_TEXTE FOURNI_.
═══
La société Zigo holding a souscrit un emprunt obligataire de 150 000 euros auprès de K-perspectives, avec un taux d’intérêt de 12 % sur une durée de 18 mois, garanti par une caution solidaire de Monsieur [D]. Après avoir mis en demeure K-perspectives et Monsieur [D] en novembre 2018 pour le remboursement, Zigo holding a assigné les deux parties en août 2023, demandant le paiement d’une somme due ainsi que des intérêts. K-perspectives et Monsieur [D] ont soulevé la prescription de l’action en paiement, arguant que la demande de Zigo holding était tardive. En réponse, Zigo holding a soutenu que la prescription n’était pas acquise et que des reconnaissances de dette avaient interrompu le délai. Le juge a rejeté la fin de non-recevoir pour prescription, a déclaré l’action de Zigo holding recevable, et a condamné Monsieur [D] à payer des frais. L’affaire a été interrompue en raison de la liquidation judiciaire de K-perspectives.
═══
_DONNÉES ENREGISTRÉES_.

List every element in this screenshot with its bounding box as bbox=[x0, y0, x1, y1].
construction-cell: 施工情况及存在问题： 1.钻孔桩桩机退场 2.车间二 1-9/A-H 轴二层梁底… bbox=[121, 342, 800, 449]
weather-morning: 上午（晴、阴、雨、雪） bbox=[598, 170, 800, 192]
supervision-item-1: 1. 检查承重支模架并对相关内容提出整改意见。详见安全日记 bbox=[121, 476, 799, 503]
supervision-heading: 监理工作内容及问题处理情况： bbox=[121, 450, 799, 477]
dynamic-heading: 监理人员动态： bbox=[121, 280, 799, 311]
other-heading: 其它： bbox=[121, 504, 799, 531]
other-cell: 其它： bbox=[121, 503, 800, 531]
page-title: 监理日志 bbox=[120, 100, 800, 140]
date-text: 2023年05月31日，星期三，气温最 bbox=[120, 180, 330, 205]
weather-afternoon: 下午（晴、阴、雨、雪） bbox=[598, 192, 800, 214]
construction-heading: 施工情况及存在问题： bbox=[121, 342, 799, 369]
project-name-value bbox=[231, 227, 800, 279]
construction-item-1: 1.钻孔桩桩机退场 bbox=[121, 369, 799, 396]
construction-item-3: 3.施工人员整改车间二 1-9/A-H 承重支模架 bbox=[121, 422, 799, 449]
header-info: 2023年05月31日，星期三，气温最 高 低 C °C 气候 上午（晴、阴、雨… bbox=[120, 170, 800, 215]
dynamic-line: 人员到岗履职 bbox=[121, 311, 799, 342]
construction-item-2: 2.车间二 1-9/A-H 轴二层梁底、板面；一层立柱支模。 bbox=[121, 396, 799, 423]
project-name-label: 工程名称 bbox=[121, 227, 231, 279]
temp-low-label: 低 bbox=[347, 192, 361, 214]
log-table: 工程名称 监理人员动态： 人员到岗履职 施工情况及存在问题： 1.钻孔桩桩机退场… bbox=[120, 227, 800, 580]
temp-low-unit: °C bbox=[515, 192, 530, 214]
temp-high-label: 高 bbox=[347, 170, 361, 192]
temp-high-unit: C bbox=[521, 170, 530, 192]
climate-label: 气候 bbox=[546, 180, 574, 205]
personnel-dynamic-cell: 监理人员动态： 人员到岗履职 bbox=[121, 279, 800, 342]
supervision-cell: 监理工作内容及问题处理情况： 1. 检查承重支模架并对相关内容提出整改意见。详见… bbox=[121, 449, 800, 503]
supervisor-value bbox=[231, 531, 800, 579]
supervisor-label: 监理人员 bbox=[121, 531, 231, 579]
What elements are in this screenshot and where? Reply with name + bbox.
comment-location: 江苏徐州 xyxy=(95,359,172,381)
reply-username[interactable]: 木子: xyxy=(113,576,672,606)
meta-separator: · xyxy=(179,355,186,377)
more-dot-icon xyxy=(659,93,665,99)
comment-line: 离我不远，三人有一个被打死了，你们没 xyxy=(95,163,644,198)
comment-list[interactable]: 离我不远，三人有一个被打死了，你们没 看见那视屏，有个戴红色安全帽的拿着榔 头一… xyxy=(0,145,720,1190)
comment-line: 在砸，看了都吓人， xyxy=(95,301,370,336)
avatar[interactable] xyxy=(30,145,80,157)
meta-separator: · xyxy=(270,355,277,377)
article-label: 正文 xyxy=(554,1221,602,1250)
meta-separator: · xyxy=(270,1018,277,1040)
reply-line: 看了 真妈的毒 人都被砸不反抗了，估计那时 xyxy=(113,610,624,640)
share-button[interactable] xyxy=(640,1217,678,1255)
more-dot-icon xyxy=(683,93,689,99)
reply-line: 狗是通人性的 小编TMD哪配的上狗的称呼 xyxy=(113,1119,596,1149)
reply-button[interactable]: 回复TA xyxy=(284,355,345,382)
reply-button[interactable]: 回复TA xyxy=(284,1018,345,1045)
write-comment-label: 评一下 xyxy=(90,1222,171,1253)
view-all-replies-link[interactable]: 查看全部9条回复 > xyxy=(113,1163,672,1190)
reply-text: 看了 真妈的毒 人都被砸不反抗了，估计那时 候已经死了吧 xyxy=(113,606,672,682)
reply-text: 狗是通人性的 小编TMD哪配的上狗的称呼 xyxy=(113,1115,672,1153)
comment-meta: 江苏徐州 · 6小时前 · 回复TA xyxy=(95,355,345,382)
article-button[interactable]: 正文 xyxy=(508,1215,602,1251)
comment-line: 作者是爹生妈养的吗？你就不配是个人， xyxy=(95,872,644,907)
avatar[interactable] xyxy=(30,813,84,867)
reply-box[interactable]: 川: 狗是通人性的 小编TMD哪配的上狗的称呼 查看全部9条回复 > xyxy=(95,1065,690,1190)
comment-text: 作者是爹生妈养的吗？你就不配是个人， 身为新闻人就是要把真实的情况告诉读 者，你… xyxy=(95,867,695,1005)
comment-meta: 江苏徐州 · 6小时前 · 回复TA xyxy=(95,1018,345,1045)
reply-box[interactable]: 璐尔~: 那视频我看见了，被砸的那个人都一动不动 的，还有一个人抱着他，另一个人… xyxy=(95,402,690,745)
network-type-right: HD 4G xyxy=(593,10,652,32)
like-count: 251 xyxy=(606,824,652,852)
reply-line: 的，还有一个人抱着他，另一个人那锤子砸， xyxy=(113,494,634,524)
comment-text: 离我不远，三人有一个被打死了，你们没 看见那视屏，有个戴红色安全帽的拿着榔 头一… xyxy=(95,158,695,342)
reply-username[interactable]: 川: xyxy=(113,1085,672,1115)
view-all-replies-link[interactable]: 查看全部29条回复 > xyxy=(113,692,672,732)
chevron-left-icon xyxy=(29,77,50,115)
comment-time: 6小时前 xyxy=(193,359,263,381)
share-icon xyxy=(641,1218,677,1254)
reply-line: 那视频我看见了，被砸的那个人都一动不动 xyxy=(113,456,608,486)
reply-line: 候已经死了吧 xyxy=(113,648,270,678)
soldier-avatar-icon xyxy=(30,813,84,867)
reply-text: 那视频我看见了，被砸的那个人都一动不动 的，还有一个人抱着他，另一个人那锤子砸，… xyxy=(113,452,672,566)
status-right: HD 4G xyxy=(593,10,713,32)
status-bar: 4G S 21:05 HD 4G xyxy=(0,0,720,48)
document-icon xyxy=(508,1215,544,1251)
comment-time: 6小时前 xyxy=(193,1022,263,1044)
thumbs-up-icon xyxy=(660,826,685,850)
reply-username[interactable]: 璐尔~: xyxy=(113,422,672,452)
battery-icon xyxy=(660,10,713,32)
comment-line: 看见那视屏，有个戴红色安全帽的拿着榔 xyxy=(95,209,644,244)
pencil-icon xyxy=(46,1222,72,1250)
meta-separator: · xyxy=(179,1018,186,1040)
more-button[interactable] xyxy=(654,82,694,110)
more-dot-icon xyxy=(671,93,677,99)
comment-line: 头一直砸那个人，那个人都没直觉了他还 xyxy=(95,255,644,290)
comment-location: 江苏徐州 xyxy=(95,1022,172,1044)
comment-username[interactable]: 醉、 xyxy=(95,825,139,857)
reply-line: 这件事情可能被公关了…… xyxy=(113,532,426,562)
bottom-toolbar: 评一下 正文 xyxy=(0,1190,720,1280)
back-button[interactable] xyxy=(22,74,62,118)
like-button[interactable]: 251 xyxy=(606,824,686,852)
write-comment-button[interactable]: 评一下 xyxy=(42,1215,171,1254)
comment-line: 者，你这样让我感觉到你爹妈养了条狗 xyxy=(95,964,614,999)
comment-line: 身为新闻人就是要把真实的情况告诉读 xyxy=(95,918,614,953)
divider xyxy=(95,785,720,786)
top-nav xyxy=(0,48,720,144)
═══
Recopiez mot pour mot l'intégralité du texte sur l'emprunt obligataire de Zigo holding.

La société Zigo holding a souscrit un emprunt obligataire de 150 000 euros auprès de K-perspectives, avec un taux d’intérêt de 12 % sur une durée de 18 mois, garanti par une caution solidaire de Monsieur [D]. Après avoir mis en demeure K-perspectives et Monsieur [D] en novembre 2018 pour le remboursement, Zigo holding a assigné les deux parties en août 2023, demandant le paiement d’une somme due ainsi que des intérêts. K-perspectives et Monsieur [D] ont soulevé la prescription de l’action en paiement, arguant que la demande de Zigo holding était tardive. En réponse, Zigo holding a soutenu que la prescription n’était pas acquise et que des reconnaissances de dette avaient interrompu le délai. Le juge a rejeté la fin de non-recevoir pour prescription, a déclaré l’action de Zigo holding recevable, et a condamné Monsieur [D] à payer des frais. L’affaire a été interrompue en raison de la liquidation judiciaire de K-perspectives.